PROBLEM TO WORK ON |
Extract the full set of records that follows, word for word.

MATERIAL SHOWN |
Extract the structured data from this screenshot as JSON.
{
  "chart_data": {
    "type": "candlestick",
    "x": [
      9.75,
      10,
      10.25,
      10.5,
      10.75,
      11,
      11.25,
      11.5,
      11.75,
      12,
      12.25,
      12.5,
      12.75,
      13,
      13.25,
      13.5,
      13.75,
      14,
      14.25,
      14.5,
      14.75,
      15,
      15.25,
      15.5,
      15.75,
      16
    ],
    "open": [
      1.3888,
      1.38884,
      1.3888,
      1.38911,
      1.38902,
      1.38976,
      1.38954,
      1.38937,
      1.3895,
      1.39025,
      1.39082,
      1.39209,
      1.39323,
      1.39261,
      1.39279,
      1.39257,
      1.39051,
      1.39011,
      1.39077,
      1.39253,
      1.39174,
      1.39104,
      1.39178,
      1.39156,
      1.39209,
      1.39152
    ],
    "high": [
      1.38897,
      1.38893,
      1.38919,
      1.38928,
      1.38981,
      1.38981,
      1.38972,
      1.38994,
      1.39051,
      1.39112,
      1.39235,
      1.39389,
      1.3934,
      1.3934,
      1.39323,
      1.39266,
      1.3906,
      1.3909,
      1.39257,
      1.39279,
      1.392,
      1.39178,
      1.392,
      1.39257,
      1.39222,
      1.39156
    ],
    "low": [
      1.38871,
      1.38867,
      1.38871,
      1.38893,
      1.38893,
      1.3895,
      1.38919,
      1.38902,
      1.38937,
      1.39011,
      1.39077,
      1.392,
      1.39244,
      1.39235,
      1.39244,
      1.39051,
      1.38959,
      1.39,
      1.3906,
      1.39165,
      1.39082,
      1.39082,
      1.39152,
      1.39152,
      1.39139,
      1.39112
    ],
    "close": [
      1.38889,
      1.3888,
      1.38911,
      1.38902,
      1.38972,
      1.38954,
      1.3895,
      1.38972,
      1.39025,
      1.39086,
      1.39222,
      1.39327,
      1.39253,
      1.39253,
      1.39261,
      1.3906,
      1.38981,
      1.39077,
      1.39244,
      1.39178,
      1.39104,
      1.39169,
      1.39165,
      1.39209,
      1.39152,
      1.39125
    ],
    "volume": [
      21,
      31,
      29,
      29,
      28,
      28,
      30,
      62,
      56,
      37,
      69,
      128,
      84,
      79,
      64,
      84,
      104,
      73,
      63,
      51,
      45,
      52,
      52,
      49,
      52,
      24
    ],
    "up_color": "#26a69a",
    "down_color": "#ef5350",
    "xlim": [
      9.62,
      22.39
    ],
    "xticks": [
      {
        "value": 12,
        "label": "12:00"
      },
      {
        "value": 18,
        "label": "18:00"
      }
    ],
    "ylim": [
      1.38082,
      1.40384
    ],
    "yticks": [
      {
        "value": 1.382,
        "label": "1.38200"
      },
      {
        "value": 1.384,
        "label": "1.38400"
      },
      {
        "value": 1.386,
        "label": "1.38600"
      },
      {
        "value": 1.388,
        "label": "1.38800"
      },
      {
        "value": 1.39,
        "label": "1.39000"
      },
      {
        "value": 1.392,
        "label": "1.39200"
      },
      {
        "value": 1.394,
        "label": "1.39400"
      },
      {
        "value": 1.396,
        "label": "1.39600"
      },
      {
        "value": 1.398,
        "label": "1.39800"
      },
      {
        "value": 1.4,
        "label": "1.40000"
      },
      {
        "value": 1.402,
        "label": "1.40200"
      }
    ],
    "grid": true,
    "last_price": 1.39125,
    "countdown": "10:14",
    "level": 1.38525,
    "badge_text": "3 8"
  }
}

RESPONSE FOR THIS EXERCISE |
Extract the structured data from this screenshot as JSON.
{
  "chart_data": {
    "type": "candlestick",
    "x": [
      9.75,
      10,
      10.25,
      10.5,
      10.75,
      11,
      11.25,
      11.5,
      11.75,
      12,
      12.25,
      12.5,
      12.75,
      13,
      13.25,
      13.5,
      13.75,
      14,
      14.25,
      14.5,
      14.75,
      15,
      15.25,
      15.5,
      15.75,
      16
    ],
    "open": [
      1.3888,
      1.38884,
      1.3888,
      1.38911,
      1.38902,
      1.38976,
      1.38954,
      1.38937,
      1.3895,
      1.39025,
      1.39082,
      1.39209,
      1.39323,
      1.39261,
      1.39279,
      1.39257,
      1.39051,
      1.39011,
      1.39077,
      1.39253,
      1.39174,
      1.39104,
      1.39178,
      1.39156,
      1.39209,
      1.39152
    ],
    "high": [
      1.38897,
      1.38893,
      1.38919,
      1.38928,
      1.38981,
      1.38981,
      1.38972,
      1.38994,
      1.39051,
      1.39112,
      1.39235,
      1.39389,
      1.3934,
      1.3934,
      1.39323,
      1.39266,
      1.3906,
      1.3909,
      1.39257,
      1.39279,
      1.392,
      1.39178,
      1.392,
      1.39257,
      1.39222,
      1.39156
    ],
    "low": [
      1.38871,
      1.38867,
      1.38871,
      1.38893,
      1.38893,
      1.3895,
      1.38919,
      1.38902,
      1.38937,
      1.39011,
      1.39077,
      1.392,
      1.39244,
      1.39235,
      1.39244,
      1.39051,
      1.38959,
      1.39,
      1.3906,
      1.39165,
      1.39082,
      1.39082,
      1.39152,
      1.39152,
      1.39139,
      1.39112
    ],
    "close": [
      1.38889,
      1.3888,
      1.38911,
      1.38902,
      1.38972,
      1.38954,
      1.3895,
      1.38972,
      1.39025,
      1.39086,
      1.39222,
      1.39327,
      1.39253,
      1.39253,
      1.39261,
      1.3906,
      1.38981,
      1.39077,
      1.39244,
      1.39178,
      1.39104,
      1.39169,
      1.39165,
      1.39209,
      1.39152,
      1.39125
    ],
    "volume": [
      21,
      31,
      29,
      29,
      28,
      28,
      30,
      62,
      56,
      37,
      69,
      128,
      84,
      79,
      64,
      84,
      104,
      73,
      63,
      51,
      45,
      52,
      52,
      49,
      52,
      24
    ],
    "up_color": "#26a69a",
    "down_color": "#ef5350",
    "xlim": [
      9.62,
      22.39
    ],
    "xticks": [
      {
        "value": 12,
        "label": "12:00"
      },
      {
        "value": 18,
        "label": "18:00"
      }
    ],
    "ylim": [
      1.38082,
      1.40384
    ],
    "yticks": [
      {
        "value": 1.382,
        "label": "1.38200"
      },
      {
        "value": 1.384,
        "label": "1.38400"
      },
      {
        "value": 1.386,
        "label": "1.38600"
      },
      {
        "value": 1.388,
        "label": "1.38800"
      },
      {
        "value": 1.39,
        "label": "1.39000"
      },
      {
        "value": 1.392,
        "label": "1.39200"
      },
      {
        "value": 1.394,
        "label": "1.39400"
      },
      {
        "value": 1.396,
        "label": "1.39600"
      },
      {
        "value": 1.398,
        "label": "1.39800"
      },
      {
        "value": 1.4,
        "label": "1.40000"
      },
      {
        "value": 1.402,
        "label": "1.40200"
      }
    ],
    "grid": true,
    "last_price": 1.39125,
    "countdown": "10:14",
    "level": 1.38525,
    "badge_text": "3 8"
  }
}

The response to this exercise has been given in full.